Saved data entries:
- - - - - - -

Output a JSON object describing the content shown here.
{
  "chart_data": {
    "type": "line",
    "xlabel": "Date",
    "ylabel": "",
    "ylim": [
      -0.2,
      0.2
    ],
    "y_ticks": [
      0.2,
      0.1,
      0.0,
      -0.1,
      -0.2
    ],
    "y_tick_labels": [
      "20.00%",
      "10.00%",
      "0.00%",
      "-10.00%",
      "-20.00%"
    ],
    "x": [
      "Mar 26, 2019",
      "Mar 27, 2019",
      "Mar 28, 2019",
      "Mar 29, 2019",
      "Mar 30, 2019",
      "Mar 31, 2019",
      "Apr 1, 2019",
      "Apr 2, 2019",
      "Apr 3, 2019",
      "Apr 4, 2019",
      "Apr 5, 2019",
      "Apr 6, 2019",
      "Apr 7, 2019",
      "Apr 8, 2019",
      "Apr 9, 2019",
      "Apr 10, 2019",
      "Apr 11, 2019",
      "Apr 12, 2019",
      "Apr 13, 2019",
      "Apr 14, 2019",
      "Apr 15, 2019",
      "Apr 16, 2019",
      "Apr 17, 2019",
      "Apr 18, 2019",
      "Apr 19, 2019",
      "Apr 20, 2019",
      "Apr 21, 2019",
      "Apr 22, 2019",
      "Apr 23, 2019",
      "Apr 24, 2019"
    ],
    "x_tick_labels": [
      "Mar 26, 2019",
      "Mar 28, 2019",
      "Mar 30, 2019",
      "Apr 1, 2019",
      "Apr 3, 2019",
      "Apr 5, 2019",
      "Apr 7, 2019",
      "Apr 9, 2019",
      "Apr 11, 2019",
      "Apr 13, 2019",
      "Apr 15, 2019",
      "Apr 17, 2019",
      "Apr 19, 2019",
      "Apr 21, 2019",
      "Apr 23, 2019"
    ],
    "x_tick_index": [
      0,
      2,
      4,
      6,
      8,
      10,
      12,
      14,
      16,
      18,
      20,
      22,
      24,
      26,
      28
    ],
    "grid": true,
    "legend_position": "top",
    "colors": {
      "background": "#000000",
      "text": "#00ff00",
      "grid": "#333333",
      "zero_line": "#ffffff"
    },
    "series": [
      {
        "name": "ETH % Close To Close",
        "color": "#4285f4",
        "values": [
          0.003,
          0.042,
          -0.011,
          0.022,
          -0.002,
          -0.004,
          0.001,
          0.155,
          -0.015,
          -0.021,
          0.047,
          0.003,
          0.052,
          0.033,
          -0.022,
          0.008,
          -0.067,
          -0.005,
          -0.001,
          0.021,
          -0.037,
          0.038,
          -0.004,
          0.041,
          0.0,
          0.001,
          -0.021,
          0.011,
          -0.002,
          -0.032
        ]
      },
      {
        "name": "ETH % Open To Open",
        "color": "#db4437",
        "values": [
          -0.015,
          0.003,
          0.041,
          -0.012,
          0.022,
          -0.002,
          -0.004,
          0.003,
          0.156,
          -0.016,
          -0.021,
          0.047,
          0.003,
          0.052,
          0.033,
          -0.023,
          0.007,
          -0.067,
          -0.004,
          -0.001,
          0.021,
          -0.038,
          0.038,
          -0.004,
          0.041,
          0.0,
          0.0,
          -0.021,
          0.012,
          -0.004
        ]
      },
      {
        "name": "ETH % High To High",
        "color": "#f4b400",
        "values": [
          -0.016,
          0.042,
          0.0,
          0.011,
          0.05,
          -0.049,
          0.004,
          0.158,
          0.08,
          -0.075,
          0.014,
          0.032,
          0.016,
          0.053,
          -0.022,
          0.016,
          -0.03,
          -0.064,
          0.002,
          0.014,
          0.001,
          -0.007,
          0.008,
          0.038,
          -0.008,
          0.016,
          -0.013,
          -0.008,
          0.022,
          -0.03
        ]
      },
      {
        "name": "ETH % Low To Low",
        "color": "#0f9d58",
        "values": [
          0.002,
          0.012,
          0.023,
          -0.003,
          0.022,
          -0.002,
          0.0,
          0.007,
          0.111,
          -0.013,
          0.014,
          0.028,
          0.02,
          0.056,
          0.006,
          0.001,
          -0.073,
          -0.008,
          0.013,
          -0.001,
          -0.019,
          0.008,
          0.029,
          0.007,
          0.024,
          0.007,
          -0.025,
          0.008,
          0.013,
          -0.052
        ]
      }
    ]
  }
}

- - - - - - -

▶ **WHAT NEEDS TO BE DONE**: Copy out every line from the data above that has "name" in it.

▶ **RIGHT ANSWER**:
        "name": "ETH % Close To Close",
        "name": "ETH % Open To Open",
        "name": "ETH % High To High",
        "name": "ETH % Low To Low",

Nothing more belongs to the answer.